Work to be completed. For the listing below, give the count of lines containing "value", and no other text.

begin

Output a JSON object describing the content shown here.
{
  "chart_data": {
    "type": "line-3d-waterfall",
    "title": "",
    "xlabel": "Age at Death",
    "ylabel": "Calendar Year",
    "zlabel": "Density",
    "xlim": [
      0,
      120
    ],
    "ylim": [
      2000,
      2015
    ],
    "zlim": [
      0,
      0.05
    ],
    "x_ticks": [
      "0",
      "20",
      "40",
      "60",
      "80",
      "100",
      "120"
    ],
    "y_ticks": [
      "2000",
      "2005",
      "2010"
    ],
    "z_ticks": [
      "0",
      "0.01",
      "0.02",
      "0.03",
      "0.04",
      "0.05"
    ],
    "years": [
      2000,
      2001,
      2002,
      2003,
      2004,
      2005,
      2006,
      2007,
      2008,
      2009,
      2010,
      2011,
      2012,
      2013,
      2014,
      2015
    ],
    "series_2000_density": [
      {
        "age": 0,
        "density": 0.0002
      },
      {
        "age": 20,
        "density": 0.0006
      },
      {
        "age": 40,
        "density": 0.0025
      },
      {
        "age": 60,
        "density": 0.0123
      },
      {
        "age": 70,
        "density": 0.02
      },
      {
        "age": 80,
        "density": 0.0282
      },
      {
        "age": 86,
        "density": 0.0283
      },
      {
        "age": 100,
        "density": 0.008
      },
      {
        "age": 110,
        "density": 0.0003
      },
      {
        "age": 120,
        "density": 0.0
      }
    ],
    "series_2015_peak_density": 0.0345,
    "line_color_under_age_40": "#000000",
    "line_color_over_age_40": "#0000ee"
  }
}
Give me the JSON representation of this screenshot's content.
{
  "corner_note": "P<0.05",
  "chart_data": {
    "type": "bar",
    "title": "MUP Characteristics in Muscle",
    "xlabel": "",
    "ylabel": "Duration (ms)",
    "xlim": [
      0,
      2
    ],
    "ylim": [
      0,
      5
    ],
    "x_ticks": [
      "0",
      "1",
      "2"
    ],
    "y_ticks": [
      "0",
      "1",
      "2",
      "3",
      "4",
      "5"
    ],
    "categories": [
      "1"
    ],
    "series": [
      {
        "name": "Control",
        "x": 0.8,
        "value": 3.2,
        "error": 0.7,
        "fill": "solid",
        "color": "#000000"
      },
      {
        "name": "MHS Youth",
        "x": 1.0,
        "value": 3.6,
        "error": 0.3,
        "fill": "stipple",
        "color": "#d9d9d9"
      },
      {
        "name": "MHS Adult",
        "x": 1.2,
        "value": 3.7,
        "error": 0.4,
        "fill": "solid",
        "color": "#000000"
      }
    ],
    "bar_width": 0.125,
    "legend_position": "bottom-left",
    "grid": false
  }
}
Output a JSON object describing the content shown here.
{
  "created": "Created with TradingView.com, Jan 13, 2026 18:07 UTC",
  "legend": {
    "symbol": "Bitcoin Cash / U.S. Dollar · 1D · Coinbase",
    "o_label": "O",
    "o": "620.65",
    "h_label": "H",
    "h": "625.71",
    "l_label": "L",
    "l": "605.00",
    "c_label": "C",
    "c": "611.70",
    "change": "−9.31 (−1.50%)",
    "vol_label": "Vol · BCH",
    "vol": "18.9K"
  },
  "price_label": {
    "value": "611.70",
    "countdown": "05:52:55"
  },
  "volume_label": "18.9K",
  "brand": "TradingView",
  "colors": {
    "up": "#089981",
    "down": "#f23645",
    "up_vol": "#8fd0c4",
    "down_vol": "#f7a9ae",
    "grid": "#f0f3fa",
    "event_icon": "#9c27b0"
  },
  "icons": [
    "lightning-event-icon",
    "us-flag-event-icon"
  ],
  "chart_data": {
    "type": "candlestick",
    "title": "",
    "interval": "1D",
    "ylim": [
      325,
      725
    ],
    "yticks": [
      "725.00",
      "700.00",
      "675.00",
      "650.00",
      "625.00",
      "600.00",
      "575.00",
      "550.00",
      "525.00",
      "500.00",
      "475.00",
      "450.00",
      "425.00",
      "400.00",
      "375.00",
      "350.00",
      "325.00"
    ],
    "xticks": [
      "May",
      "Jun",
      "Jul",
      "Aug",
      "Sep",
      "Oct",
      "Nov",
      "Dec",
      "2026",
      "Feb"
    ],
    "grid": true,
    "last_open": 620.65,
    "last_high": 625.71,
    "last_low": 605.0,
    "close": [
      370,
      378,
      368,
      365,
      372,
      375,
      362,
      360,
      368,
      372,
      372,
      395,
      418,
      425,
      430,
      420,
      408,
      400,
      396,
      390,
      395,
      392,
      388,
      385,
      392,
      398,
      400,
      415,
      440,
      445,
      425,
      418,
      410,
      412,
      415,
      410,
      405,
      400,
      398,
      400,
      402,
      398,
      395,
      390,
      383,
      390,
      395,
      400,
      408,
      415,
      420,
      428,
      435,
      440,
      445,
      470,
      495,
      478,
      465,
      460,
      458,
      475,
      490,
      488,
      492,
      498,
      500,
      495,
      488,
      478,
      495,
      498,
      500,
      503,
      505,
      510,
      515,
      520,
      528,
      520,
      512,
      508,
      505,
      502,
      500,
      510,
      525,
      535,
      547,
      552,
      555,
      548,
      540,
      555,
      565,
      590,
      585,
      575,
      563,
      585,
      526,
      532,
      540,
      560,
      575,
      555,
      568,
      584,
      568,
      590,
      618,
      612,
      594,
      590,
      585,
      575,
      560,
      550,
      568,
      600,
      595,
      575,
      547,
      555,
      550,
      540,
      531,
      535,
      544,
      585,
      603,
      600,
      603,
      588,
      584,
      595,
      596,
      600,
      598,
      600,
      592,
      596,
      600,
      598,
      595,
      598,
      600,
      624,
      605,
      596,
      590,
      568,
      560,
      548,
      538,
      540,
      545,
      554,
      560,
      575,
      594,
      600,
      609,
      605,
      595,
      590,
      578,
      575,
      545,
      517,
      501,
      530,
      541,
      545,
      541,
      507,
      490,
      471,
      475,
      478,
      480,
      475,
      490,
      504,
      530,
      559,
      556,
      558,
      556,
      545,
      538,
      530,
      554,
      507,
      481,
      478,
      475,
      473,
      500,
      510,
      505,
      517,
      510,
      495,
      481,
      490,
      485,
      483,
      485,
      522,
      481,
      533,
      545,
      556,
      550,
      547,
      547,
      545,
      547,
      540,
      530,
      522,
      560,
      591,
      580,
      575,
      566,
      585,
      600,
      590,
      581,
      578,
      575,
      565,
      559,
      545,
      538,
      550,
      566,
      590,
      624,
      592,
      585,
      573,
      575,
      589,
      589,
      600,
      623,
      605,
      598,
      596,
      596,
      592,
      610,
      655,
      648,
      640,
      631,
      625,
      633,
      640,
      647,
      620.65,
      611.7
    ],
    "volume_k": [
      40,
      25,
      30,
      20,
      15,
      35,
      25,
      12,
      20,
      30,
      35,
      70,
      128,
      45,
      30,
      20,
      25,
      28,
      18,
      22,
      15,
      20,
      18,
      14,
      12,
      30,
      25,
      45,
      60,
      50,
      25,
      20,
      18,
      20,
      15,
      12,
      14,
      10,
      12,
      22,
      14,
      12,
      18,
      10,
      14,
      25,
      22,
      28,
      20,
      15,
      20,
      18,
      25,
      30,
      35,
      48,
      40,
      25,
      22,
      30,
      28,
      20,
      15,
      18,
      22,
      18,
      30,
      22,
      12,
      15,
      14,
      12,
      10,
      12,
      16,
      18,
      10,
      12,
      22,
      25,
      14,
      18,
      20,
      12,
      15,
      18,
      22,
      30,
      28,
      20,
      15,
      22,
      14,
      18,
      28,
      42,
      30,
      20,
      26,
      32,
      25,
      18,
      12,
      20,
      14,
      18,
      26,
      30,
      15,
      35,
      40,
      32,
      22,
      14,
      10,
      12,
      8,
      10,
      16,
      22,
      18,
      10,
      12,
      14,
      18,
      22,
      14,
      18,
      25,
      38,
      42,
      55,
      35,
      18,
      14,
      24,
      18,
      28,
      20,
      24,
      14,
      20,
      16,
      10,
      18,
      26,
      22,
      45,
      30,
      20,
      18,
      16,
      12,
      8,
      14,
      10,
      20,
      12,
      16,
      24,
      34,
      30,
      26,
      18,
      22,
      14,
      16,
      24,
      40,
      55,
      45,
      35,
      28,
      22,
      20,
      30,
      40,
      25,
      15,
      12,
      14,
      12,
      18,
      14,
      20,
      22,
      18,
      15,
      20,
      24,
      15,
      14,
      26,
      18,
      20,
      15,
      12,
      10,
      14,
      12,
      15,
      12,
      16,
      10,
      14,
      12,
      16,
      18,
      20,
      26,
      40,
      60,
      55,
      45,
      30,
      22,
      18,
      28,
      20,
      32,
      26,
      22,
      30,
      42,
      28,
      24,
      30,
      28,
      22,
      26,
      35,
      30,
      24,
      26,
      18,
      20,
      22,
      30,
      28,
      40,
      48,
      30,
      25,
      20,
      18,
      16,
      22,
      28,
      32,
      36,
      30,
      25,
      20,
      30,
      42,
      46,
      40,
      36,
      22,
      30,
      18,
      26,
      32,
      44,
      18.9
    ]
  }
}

end

Response to this exercise. 4